Aim of the task:
Pull out every line from the listing that has the word "text".

Data records
-- START --

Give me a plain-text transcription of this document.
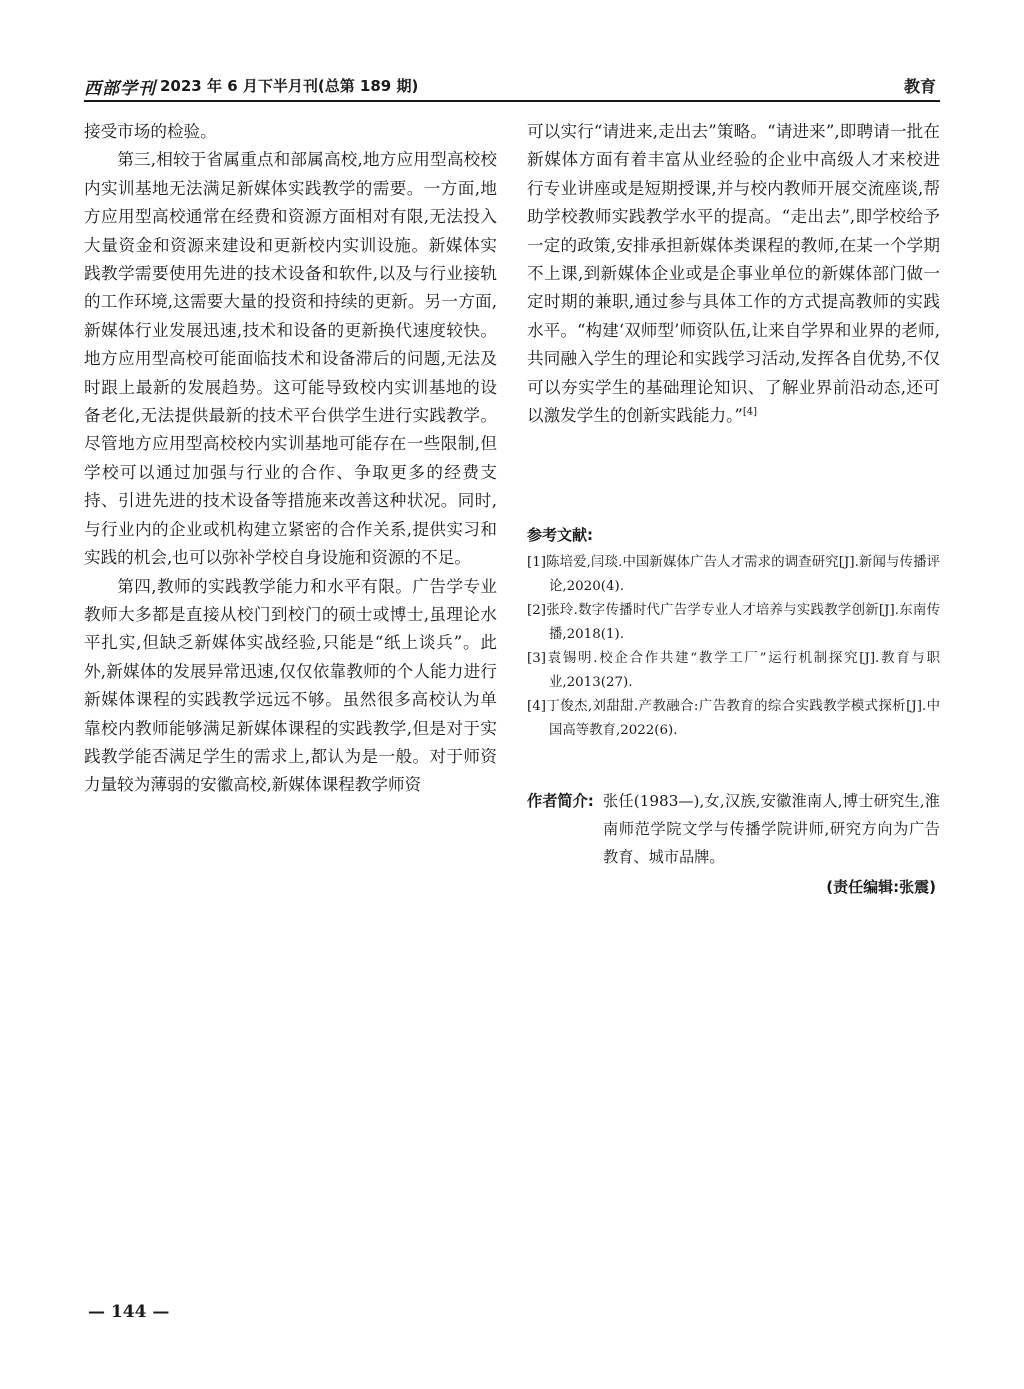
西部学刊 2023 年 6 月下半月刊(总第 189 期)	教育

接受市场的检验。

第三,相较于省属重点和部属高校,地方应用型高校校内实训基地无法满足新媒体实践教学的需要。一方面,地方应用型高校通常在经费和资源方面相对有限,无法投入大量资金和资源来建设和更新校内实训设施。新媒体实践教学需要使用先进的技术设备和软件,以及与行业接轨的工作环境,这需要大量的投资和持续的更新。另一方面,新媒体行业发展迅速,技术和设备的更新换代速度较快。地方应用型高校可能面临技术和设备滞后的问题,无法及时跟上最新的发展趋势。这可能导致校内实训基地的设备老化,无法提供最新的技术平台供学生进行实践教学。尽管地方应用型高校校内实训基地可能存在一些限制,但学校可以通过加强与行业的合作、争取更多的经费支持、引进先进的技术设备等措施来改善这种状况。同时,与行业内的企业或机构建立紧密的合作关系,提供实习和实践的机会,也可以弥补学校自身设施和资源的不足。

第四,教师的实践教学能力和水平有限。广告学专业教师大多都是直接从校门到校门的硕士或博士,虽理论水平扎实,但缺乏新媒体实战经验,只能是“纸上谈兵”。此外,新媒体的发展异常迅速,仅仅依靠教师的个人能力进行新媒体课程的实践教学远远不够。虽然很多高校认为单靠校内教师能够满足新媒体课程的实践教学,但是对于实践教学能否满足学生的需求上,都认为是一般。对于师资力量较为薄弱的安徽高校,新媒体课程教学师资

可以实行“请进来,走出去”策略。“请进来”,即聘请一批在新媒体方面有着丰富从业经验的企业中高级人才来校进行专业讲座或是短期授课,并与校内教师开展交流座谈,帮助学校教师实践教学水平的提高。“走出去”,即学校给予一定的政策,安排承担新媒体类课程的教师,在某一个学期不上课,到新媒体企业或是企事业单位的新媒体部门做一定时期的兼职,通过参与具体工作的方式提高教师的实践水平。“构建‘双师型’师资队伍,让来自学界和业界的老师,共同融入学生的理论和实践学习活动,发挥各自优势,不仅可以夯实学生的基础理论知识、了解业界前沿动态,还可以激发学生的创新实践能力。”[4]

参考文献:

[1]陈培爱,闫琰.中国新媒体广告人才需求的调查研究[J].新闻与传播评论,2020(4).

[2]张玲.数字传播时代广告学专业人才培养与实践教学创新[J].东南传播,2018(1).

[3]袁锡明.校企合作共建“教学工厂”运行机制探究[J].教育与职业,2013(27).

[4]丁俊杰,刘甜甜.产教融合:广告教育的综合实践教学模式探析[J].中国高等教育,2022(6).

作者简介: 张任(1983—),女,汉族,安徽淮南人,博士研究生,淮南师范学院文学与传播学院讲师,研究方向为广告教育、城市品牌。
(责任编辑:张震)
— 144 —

-- END --
-- START --

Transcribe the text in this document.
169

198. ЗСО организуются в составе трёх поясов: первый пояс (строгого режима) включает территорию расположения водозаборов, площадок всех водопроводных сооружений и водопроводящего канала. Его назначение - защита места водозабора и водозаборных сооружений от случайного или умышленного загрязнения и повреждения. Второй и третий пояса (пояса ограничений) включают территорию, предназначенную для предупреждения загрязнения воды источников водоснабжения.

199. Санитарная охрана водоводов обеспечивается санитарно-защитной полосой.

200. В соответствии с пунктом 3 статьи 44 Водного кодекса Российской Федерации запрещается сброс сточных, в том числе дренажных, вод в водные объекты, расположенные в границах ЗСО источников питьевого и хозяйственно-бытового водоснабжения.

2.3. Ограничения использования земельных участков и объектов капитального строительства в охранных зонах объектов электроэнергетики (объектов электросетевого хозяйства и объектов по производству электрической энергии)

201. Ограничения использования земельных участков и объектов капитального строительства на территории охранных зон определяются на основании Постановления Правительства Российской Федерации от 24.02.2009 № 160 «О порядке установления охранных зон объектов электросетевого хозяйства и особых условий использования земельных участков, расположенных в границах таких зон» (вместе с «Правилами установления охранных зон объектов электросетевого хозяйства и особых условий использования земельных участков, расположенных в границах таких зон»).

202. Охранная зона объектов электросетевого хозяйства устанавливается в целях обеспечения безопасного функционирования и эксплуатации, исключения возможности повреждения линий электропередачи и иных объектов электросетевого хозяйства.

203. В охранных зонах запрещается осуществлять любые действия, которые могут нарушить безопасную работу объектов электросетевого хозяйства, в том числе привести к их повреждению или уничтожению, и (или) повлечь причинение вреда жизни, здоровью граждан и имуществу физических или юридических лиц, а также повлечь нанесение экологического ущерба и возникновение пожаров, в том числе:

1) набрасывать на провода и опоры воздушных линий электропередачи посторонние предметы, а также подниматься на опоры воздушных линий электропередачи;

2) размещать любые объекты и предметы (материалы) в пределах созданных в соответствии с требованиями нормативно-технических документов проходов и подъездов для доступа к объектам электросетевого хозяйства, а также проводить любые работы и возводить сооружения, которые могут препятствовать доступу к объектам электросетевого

-- END --
-- START --

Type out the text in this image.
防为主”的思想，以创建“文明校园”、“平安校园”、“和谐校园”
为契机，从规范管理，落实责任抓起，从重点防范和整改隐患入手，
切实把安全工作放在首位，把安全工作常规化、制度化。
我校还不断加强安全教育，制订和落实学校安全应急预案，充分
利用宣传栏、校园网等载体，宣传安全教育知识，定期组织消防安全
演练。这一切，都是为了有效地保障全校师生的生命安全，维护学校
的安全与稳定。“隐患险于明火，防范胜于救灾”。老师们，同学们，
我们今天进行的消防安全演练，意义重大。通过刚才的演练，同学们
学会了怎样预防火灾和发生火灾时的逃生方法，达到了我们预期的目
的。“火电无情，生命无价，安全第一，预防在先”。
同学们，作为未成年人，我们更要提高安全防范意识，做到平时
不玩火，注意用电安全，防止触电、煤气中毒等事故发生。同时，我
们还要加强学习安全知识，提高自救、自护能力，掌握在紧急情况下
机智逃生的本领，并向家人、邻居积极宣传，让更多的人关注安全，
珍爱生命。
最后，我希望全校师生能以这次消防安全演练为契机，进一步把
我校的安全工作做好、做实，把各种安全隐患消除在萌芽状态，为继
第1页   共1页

-- END --

Task result:
Give me a plain-text transcription of this document.
Transcribe the text in this document.
Type out the text in this image.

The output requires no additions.